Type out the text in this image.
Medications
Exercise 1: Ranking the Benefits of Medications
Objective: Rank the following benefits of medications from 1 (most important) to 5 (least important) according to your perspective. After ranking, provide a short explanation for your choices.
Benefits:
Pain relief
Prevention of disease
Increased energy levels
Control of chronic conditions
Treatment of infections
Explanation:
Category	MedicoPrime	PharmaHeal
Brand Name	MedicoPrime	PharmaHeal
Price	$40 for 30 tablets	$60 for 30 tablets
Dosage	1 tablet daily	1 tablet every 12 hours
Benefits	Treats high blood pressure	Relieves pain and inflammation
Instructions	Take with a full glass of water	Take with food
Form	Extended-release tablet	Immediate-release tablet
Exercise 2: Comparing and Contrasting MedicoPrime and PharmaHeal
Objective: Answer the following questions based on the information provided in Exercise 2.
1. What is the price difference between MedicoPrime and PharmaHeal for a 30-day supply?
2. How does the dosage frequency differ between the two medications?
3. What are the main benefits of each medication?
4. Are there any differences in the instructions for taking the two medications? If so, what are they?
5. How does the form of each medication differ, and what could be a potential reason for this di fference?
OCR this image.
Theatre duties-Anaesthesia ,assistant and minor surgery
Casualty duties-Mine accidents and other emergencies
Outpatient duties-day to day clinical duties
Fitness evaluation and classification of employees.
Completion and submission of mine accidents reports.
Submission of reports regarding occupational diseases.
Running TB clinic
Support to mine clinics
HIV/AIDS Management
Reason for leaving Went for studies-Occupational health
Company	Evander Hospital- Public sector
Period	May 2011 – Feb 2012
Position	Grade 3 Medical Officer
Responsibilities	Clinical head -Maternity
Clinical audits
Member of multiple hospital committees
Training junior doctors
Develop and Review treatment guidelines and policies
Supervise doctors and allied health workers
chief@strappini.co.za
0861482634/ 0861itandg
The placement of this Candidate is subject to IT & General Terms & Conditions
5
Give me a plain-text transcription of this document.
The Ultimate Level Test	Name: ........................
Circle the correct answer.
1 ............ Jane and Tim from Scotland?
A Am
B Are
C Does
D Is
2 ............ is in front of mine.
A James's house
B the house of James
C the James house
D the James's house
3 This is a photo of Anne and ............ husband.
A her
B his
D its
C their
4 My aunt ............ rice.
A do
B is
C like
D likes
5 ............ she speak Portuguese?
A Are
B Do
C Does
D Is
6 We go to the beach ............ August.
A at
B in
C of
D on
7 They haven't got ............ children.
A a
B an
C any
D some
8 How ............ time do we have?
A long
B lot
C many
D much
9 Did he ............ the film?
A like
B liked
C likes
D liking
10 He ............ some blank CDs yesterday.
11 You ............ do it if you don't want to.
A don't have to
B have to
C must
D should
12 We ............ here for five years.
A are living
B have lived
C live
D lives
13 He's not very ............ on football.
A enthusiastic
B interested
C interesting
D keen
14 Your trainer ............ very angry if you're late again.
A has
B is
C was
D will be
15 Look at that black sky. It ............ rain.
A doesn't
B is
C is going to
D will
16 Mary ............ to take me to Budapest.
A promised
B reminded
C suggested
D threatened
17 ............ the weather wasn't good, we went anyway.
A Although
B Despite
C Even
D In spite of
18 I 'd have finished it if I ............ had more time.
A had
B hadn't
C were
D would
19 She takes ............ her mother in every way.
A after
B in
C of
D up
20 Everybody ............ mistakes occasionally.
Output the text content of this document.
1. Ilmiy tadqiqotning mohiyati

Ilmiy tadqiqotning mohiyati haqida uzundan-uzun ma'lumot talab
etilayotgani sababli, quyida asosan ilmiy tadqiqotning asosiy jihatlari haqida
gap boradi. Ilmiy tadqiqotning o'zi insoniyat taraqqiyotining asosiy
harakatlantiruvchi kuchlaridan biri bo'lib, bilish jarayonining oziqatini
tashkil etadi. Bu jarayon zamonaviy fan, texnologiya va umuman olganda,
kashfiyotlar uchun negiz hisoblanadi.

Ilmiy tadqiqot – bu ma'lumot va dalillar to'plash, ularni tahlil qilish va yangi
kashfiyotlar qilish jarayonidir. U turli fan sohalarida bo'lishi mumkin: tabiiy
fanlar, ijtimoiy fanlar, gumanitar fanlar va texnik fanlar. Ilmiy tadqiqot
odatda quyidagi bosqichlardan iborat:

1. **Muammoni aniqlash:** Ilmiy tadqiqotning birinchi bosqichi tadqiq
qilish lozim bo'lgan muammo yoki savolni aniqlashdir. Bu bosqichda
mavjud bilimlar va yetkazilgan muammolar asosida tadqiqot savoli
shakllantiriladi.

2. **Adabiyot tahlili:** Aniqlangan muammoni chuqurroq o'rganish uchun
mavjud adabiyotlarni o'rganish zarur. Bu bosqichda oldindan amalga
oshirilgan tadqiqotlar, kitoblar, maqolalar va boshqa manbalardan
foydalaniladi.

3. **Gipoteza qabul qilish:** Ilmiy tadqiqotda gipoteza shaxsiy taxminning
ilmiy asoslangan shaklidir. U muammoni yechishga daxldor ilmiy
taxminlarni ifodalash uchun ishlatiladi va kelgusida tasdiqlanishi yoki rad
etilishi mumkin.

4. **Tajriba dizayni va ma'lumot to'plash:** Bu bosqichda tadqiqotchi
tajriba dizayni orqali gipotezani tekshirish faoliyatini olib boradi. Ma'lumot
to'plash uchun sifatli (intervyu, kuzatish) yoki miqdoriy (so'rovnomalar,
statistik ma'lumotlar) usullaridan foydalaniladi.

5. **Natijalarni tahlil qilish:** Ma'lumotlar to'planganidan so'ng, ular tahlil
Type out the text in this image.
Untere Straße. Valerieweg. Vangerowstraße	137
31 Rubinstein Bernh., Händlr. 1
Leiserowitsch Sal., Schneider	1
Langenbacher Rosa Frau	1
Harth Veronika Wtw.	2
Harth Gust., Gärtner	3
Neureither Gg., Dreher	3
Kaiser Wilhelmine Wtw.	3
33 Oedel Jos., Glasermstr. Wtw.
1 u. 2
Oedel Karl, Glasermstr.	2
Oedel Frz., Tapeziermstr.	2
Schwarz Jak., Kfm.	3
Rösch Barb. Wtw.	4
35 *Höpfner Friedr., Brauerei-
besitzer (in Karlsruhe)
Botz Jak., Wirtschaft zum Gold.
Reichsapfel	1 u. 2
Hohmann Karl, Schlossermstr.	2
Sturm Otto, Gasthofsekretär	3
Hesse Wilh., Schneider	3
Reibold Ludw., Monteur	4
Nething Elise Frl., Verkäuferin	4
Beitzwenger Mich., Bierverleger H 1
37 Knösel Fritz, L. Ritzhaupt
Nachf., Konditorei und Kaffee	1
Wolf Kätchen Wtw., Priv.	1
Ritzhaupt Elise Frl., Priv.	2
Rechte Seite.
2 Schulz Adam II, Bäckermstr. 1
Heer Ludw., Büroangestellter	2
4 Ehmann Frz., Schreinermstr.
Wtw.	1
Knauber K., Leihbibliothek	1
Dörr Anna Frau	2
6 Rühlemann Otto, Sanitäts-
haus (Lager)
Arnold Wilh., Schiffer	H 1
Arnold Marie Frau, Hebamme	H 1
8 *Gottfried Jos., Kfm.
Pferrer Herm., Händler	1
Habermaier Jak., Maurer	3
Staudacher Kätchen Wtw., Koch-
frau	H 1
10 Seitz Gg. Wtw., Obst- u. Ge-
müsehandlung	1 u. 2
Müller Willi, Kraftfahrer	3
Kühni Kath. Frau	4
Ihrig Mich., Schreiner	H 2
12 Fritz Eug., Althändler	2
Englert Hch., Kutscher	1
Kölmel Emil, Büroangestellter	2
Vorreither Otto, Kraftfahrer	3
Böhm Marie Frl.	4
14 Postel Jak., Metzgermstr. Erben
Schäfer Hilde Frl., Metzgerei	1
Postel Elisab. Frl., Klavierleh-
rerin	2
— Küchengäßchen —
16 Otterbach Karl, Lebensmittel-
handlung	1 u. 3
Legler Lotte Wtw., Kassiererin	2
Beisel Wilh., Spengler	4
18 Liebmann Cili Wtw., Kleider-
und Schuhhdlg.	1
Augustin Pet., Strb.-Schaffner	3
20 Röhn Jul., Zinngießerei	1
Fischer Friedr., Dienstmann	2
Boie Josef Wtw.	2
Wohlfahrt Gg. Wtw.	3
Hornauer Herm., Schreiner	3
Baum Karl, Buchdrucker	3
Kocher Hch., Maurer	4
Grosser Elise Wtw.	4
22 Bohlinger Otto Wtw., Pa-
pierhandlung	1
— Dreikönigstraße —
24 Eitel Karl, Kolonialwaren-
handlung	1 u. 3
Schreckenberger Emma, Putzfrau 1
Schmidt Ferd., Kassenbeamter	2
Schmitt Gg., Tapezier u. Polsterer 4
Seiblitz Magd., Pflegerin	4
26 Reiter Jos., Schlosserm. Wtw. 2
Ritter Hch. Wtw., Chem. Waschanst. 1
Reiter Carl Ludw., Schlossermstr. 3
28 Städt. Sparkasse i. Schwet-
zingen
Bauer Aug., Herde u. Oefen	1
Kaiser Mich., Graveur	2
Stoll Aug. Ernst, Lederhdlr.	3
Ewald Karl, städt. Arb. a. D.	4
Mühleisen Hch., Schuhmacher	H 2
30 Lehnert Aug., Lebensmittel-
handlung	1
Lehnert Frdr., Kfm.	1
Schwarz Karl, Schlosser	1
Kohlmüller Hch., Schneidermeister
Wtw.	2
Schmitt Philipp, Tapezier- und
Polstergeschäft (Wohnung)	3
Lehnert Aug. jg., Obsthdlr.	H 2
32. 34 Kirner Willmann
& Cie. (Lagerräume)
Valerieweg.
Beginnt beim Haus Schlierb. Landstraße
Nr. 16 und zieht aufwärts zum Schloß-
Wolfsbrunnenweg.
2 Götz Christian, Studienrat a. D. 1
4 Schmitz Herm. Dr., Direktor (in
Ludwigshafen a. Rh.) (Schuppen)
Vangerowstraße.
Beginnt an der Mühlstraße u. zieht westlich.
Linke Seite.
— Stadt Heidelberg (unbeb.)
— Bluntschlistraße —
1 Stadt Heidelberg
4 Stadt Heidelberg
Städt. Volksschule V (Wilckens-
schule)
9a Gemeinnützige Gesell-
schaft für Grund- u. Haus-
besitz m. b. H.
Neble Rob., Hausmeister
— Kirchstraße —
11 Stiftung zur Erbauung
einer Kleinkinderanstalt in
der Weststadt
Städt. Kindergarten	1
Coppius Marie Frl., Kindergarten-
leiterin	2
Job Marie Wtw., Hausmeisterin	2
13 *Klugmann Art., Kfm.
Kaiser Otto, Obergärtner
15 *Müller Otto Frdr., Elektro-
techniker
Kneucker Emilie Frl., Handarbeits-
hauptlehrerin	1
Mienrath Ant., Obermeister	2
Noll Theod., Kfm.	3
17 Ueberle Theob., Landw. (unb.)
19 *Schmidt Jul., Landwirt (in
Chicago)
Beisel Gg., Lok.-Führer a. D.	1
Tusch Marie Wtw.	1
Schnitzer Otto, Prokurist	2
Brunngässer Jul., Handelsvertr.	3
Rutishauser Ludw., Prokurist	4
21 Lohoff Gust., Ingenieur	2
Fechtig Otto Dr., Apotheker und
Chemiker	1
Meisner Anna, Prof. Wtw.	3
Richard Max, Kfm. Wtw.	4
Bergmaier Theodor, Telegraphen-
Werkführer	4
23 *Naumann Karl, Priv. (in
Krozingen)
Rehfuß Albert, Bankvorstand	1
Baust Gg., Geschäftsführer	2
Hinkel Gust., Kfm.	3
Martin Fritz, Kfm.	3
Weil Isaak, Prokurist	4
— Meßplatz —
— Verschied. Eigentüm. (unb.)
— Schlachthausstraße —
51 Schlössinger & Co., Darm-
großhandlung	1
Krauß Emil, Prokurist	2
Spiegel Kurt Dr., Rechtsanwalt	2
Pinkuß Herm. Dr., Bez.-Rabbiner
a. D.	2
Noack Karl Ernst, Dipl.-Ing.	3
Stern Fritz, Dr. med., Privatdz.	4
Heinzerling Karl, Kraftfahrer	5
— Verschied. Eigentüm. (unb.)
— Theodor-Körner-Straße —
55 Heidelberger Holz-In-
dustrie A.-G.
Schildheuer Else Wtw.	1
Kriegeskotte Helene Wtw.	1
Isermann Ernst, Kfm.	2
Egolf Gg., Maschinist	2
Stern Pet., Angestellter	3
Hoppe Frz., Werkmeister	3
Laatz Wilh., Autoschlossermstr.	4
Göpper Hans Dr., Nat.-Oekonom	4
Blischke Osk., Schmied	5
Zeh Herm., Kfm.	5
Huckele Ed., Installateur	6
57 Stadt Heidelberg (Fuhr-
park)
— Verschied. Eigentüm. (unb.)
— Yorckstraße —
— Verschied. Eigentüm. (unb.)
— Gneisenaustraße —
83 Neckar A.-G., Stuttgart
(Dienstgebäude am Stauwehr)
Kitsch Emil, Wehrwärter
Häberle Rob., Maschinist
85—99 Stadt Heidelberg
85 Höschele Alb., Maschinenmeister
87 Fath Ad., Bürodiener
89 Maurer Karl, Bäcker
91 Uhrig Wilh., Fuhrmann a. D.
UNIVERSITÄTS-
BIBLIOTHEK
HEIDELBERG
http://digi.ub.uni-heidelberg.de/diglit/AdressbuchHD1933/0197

## DIRECTIVE
Across the material above, count every line holding "Fritz" and write down only the number.

## RESULT OF THE TASK
4